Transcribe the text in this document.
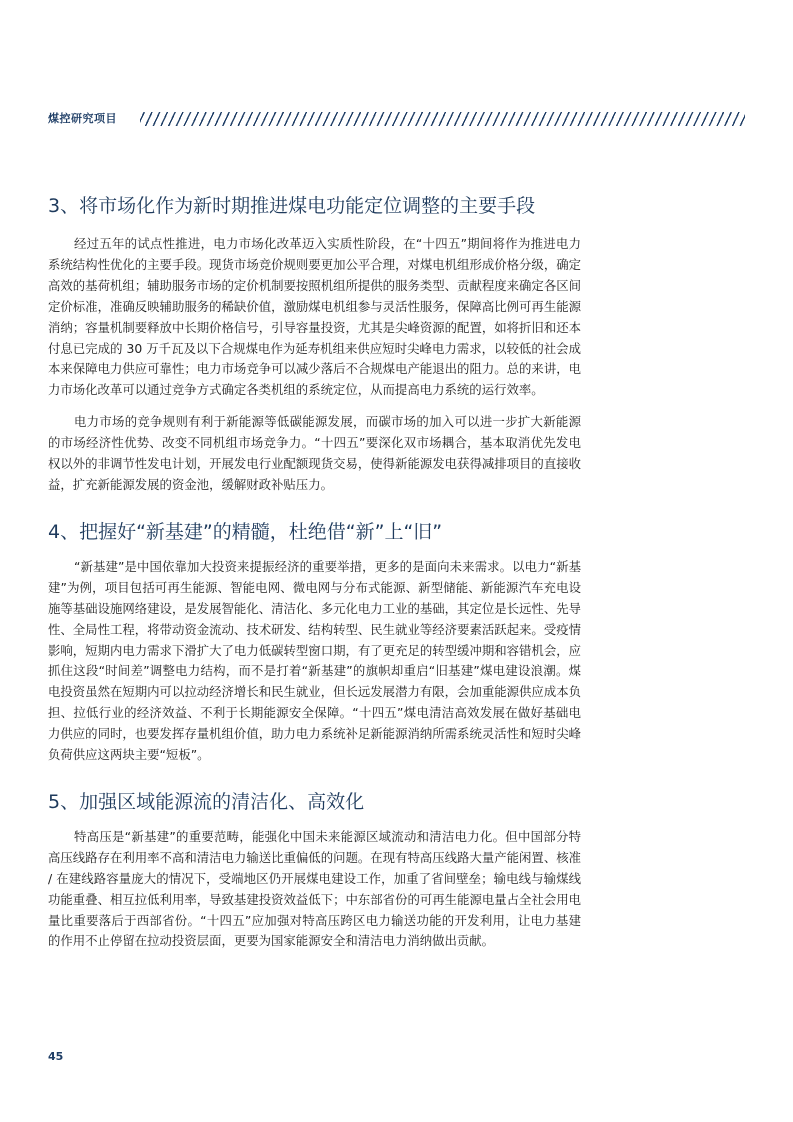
煤控研究项目
3、将市场化作为新时期推进煤电功能定位调整的主要手段

经过五年的试点性推进，电力市场化改革迈入实质性阶段，在“十四五”期间将作为推进电力系统结构性优化的主要手段。现货市场竞价规则要更加公平合理，对煤电机组形成价格分级，确定高效的基荷机组；辅助服务市场的定价机制要按照机组所提供的服务类型、贡献程度来确定各区间定价标准，准确反映辅助服务的稀缺价值，激励煤电机组参与灵活性服务，保障高比例可再生能源消纳；容量机制要释放中长期价格信号，引导容量投资，尤其是尖峰资源的配置，如将折旧和还本付息已完成的 30 万千瓦及以下合规煤电作为延寿机组来供应短时尖峰电力需求，以较低的社会成本来保障电力供应可靠性；电力市场竞争可以减少落后不合规煤电产能退出的阻力。总的来讲，电力市场化改革可以通过竞争方式确定各类机组的系统定位，从而提高电力系统的运行效率。

电力市场的竞争规则有利于新能源等低碳能源发展，而碳市场的加入可以进一步扩大新能源的市场经济性优势、改变不同机组市场竞争力。“十四五”要深化双市场耦合，基本取消优先发电权以外的非调节性发电计划，开展发电行业配额现货交易，使得新能源发电获得减排项目的直接收益，扩充新能源发展的资金池，缓解财政补贴压力。

4、把握好“新基建”的精髓，杜绝借“新”上“旧”

“新基建”是中国依靠加大投资来提振经济的重要举措，更多的是面向未来需求。以电力“新基建”为例，项目包括可再生能源、智能电网、微电网与分布式能源、新型储能、新能源汽车充电设施等基础设施网络建设，是发展智能化、清洁化、多元化电力工业的基础，其定位是长远性、先导性、全局性工程，将带动资金流动、技术研发、结构转型、民生就业等经济要素活跃起来。受疫情影响，短期内电力需求下滑扩大了电力低碳转型窗口期，有了更充足的转型缓冲期和容错机会，应抓住这段“时间差”调整电力结构，而不是打着“新基建”的旗帜却重启“旧基建”煤电建设浪潮。煤电投资虽然在短期内可以拉动经济增长和民生就业，但长远发展潜力有限，会加重能源供应成本负担、拉低行业的经济效益、不利于长期能源安全保障。“十四五”煤电清洁高效发展在做好基础电力供应的同时，也要发挥存量机组价值，助力电力系统补足新能源消纳所需系统灵活性和短时尖峰负荷供应这两块主要“短板”。

5、加强区域能源流的清洁化、高效化

特高压是“新基建”的重要范畴，能强化中国未来能源区域流动和清洁电力化。但中国部分特高压线路存在利用率不高和清洁电力输送比重偏低的问题。在现有特高压线路大量产能闲置、核准 / 在建线路容量庞大的情况下，受端地区仍开展煤电建设工作，加重了省间壁垒；输电线与输煤线功能重叠、相互拉低利用率，导致基建投资效益低下；中东部省份的可再生能源电量占全社会用电量比重要落后于西部省份。“十四五”应加强对特高压跨区电力输送功能的开发利用，让电力基建的作用不止停留在拉动投资层面，更要为国家能源安全和清洁电力消纳做出贡献。

45
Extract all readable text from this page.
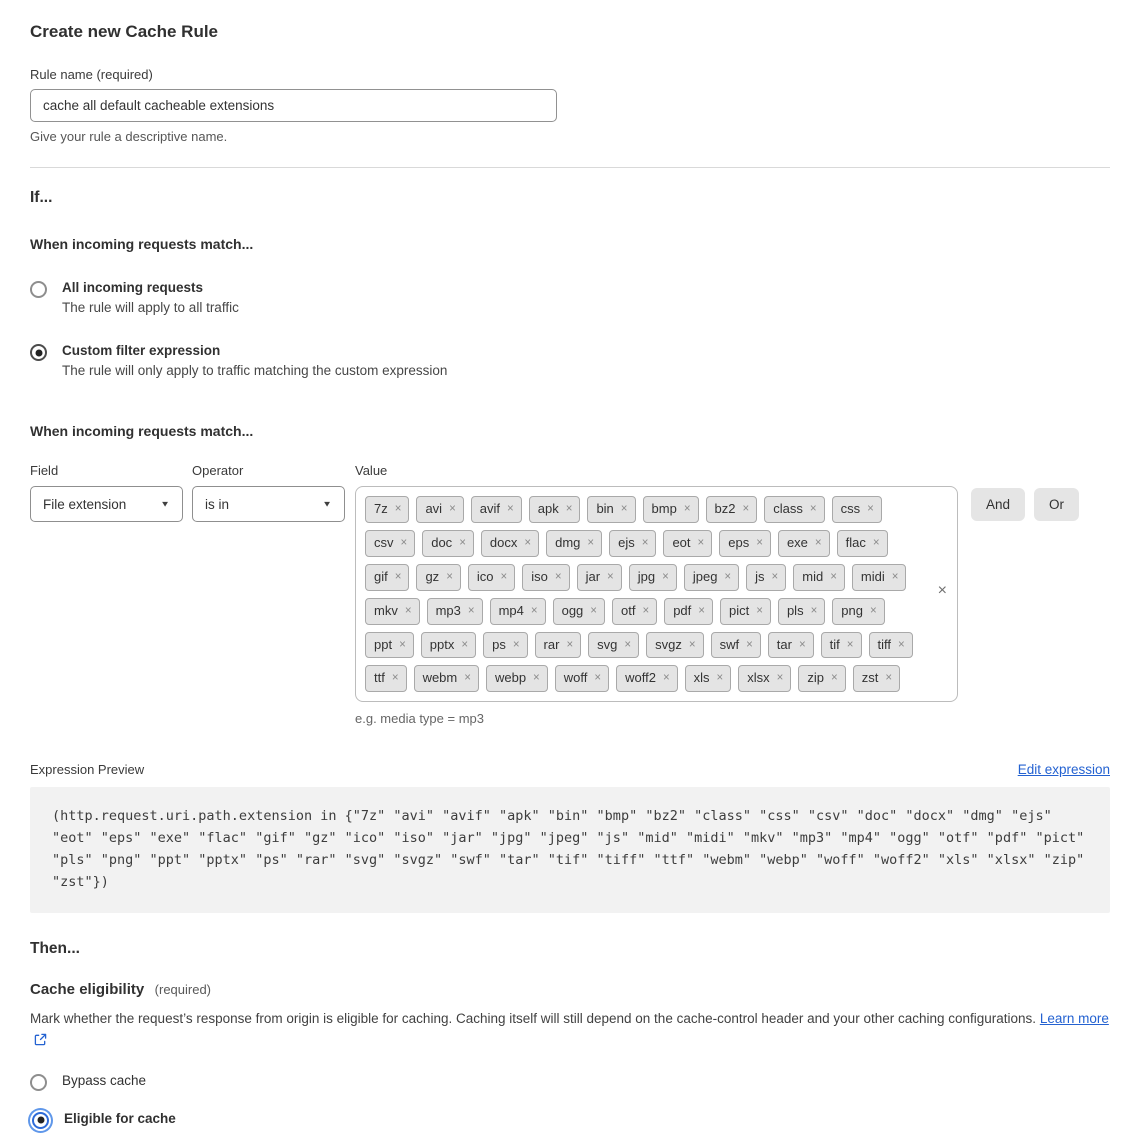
Create new Cache Rule
Rule name (required)
cache all default cacheable extensions
Give your rule a descriptive name.
If...
When incoming requests match...
All incoming requests
The rule will apply to all traffic
Custom filter expression
The rule will only apply to traffic matching the custom expression
When incoming requests match...
Field
File extension	▼
Operator
is in	▼
Value
7z ×	avi ×	avif ×	apk ×	bin ×	bmp ×	bz2 ×	class ×	css ×
csv ×	doc ×	docx ×	dmg ×	ejs ×	eot ×	eps ×	exe ×	flac ×
gif ×	gz ×	ico ×	iso ×	jar ×	jpg ×	jpeg ×	js ×	mid ×	midi ×
mkv ×	mp3 ×	mp4 ×	ogg ×	otf ×	pdf ×	pict ×	pls ×	png ×
ppt ×	pptx ×	ps ×	rar ×	svg ×	svgz ×	swf ×	tar ×	tif ×	tiff ×
ttf ×	webm ×	webp ×	woff ×	woff2 ×	xls ×	xlsx ×	zip ×	zst ×
×
And	Or
e.g. media type = mp3
Expression Preview	Edit expression
(http.request.uri.path.extension in {"7z" "avi" "avif" "apk" "bin" "bmp" "bz2" "class" "css" "csv" "doc" "docx" "dmg" "ejs" "eot" "eps" "exe" "flac" "gif" "gz" "ico" "iso" "jar" "jpg" "jpeg" "js" "mid" "midi" "mkv" "mp3" "mp4" "ogg" "otf" "pdf" "pict" "pls" "png" "ppt" "pptx" "ps" "rar" "svg" "svgz" "swf" "tar" "tif" "tiff" "ttf" "webm" "webp" "woff" "woff2" "xls" "xlsx" "zip" "zst"})
Then...
Cache eligibility (required)
Mark whether the request’s response from origin is eligible for caching. Caching itself will still depend on the cache-control header and your other caching configurations. Learn more
Bypass cache
Eligible for cache
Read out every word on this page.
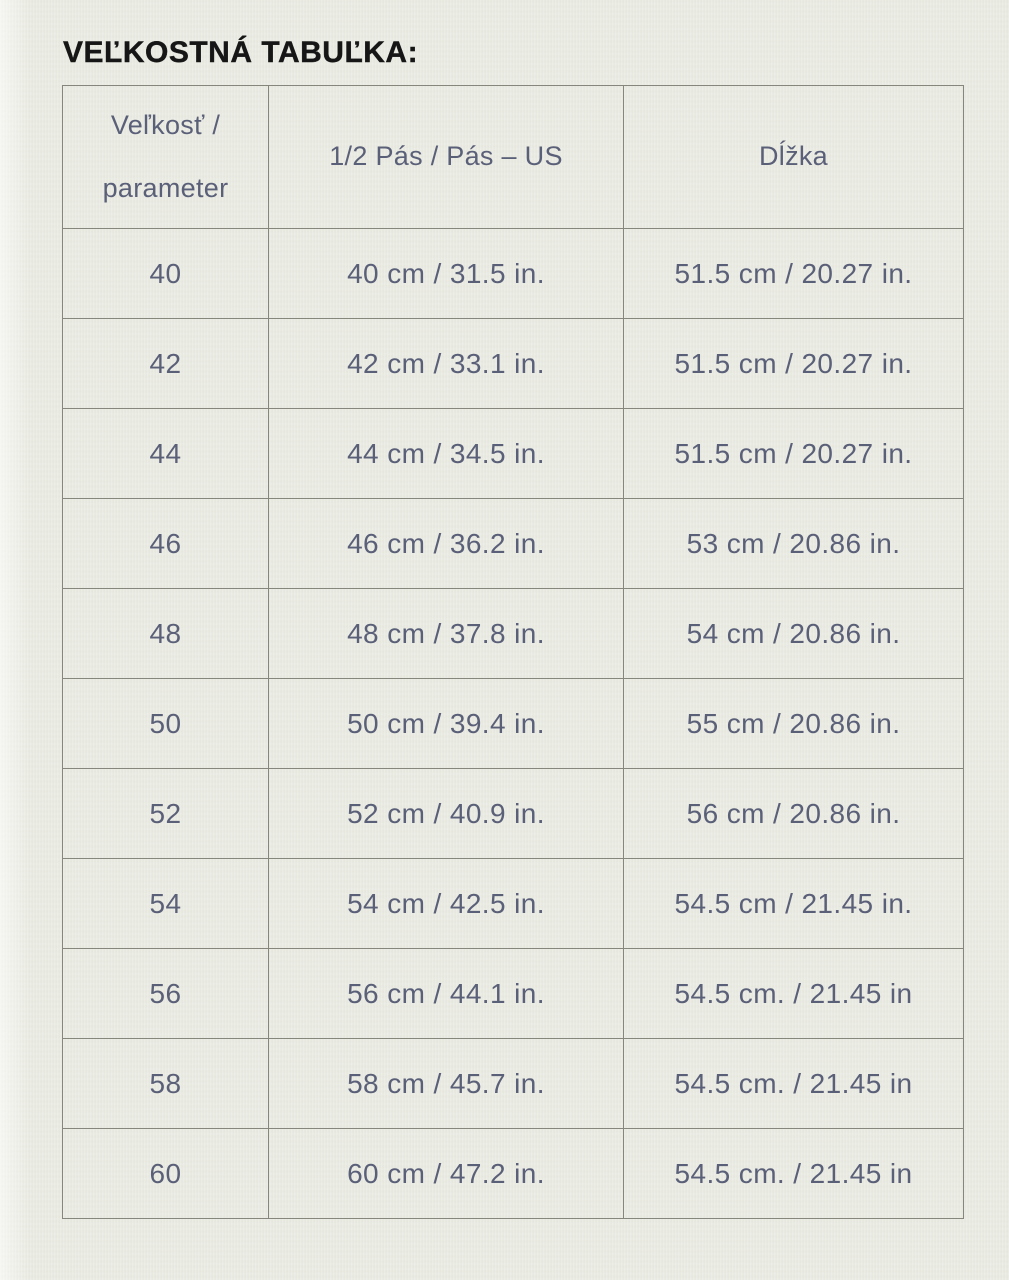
VEĽKOSTNÁ TABUĽKA:
Veľkosť /
parameter	1/2 Pás / Pás – US	Dĺžka
40	40 cm / 31.5 in.	51.5 cm / 20.27 in.
42	42 cm / 33.1 in.	51.5 cm / 20.27 in.
44	44 cm / 34.5 in.	51.5 cm / 20.27 in.
46	46 cm / 36.2 in.	53 cm / 20.86 in.
48	48 cm / 37.8 in.	54 cm / 20.86 in.
50	50 cm / 39.4 in.	55 cm / 20.86 in.
52	52 cm / 40.9 in.	56 cm / 20.86 in.
54	54 cm / 42.5 in.	54.5 cm / 21.45 in.
56	56 cm / 44.1 in.	54.5 cm. / 21.45 in
58	58 cm / 45.7 in.	54.5 cm. / 21.45 in
60	60 cm / 47.2 in.	54.5 cm. / 21.45 in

§ **Task statement**
Leaving all pictures aside, quote each record exactly.

§ **Answer below**
Transcribe the text in this document.
煤控研究项目
3、将市场化作为新时期推进煤电功能定位调整的主要手段

经过五年的试点性推进，电力市场化改革迈入实质性阶段，在“十四五”期间将作为推进电力系统结构性优化的主要手段。现货市场竞价规则要更加公平合理，对煤电机组形成价格分级，确定高效的基荷机组；辅助服务市场的定价机制要按照机组所提供的服务类型、贡献程度来确定各区间定价标准，准确反映辅助服务的稀缺价值，激励煤电机组参与灵活性服务，保障高比例可再生能源消纳；容量机制要释放中长期价格信号，引导容量投资，尤其是尖峰资源的配置，如将折旧和还本付息已完成的 30 万千瓦及以下合规煤电作为延寿机组来供应短时尖峰电力需求，以较低的社会成本来保障电力供应可靠性；电力市场竞争可以减少落后不合规煤电产能退出的阻力。总的来讲，电力市场化改革可以通过竞争方式确定各类机组的系统定位，从而提高电力系统的运行效率。

电力市场的竞争规则有利于新能源等低碳能源发展，而碳市场的加入可以进一步扩大新能源的市场经济性优势、改变不同机组市场竞争力。“十四五”要深化双市场耦合，基本取消优先发电权以外的非调节性发电计划，开展发电行业配额现货交易，使得新能源发电获得减排项目的直接收益，扩充新能源发展的资金池，缓解财政补贴压力。

4、把握好“新基建”的精髓，杜绝借“新”上“旧”

“新基建”是中国依靠加大投资来提振经济的重要举措，更多的是面向未来需求。以电力“新基建”为例，项目包括可再生能源、智能电网、微电网与分布式能源、新型储能、新能源汽车充电设施等基础设施网络建设，是发展智能化、清洁化、多元化电力工业的基础，其定位是长远性、先导性、全局性工程，将带动资金流动、技术研发、结构转型、民生就业等经济要素活跃起来。受疫情影响，短期内电力需求下滑扩大了电力低碳转型窗口期，有了更充足的转型缓冲期和容错机会，应抓住这段“时间差”调整电力结构，而不是打着“新基建”的旗帜却重启“旧基建”煤电建设浪潮。煤电投资虽然在短期内可以拉动经济增长和民生就业，但长远发展潜力有限，会加重能源供应成本负担、拉低行业的经济效益、不利于长期能源安全保障。“十四五”煤电清洁高效发展在做好基础电力供应的同时，也要发挥存量机组价值，助力电力系统补足新能源消纳所需系统灵活性和短时尖峰负荷供应这两块主要“短板”。

5、加强区域能源流的清洁化、高效化

特高压是“新基建”的重要范畴，能强化中国未来能源区域流动和清洁电力化。但中国部分特高压线路存在利用率不高和清洁电力输送比重偏低的问题。在现有特高压线路大量产能闲置、核准 / 在建线路容量庞大的情况下，受端地区仍开展煤电建设工作，加重了省间壁垒；输电线与输煤线功能重叠、相互拉低利用率，导致基建投资效益低下；中东部省份的可再生能源电量占全社会用电量比重要落后于西部省份。“十四五”应加强对特高压跨区电力输送功能的开发利用，让电力基建的作用不止停留在拉动投资层面，更要为国家能源安全和清洁电力消纳做出贡献。

45
Extract all readable text from this page.
Create new Cache Rule
Rule name (required)
cache all default cacheable extensions
Give your rule a descriptive name.
If...
When incoming requests match...
All incoming requests
The rule will apply to all traffic
Custom filter expression
The rule will only apply to traffic matching the custom expression
When incoming requests match...
Field
File extension	▼
Operator
is in	▼
Value
7z ×	avi ×	avif ×	apk ×	bin ×	bmp ×	bz2 ×	class ×	css ×
csv ×	doc ×	docx ×	dmg ×	ejs ×	eot ×	eps ×	exe ×	flac ×
gif ×	gz ×	ico ×	iso ×	jar ×	jpg ×	jpeg ×	js ×	mid ×	midi ×
mkv ×	mp3 ×	mp4 ×	ogg ×	otf ×	pdf ×	pict ×	pls ×	png ×
ppt ×	pptx ×	ps ×	rar ×	svg ×	svgz ×	swf ×	tar ×	tif ×	tiff ×
ttf ×	webm ×	webp ×	woff ×	woff2 ×	xls ×	xlsx ×	zip ×	zst ×
×
And	Or
e.g. media type = mp3
Expression Preview	Edit expression
(http.request.uri.path.extension in {"7z" "avi" "avif" "apk" "bin" "bmp" "bz2" "class" "css" "csv" "doc" "docx" "dmg" "ejs" "eot" "eps" "exe" "flac" "gif" "gz" "ico" "iso" "jar" "jpg" "jpeg" "js" "mid" "midi" "mkv" "mp3" "mp4" "ogg" "otf" "pdf" "pict" "pls" "png" "ppt" "pptx" "ps" "rar" "svg" "svgz" "swf" "tar" "tif" "tiff" "ttf" "webm" "webp" "woff" "woff2" "xls" "xlsx" "zip" "zst"})
Then...
Cache eligibility (required)
Mark whether the request’s response from origin is eligible for caching. Caching itself will still depend on the cache-control header and your other caching configurations. Learn more
Bypass cache
Eligible for cache
Read out every word on this page.
VEĽKOSTNÁ TABUĽKA:
Veľkosť /
parameter	1/2 Pás / Pás – US	Dĺžka
40	40 cm / 31.5 in.	51.5 cm / 20.27 in.
42	42 cm / 33.1 in.	51.5 cm / 20.27 in.
44	44 cm / 34.5 in.	51.5 cm / 20.27 in.
46	46 cm / 36.2 in.	53 cm / 20.86 in.
48	48 cm / 37.8 in.	54 cm / 20.86 in.
50	50 cm / 39.4 in.	55 cm / 20.86 in.
52	52 cm / 40.9 in.	56 cm / 20.86 in.
54	54 cm / 42.5 in.	54.5 cm / 21.45 in.
56	56 cm / 44.1 in.	54.5 cm. / 21.45 in
58	58 cm / 45.7 in.	54.5 cm. / 21.45 in
60	60 cm / 47.2 in.	54.5 cm. / 21.45 in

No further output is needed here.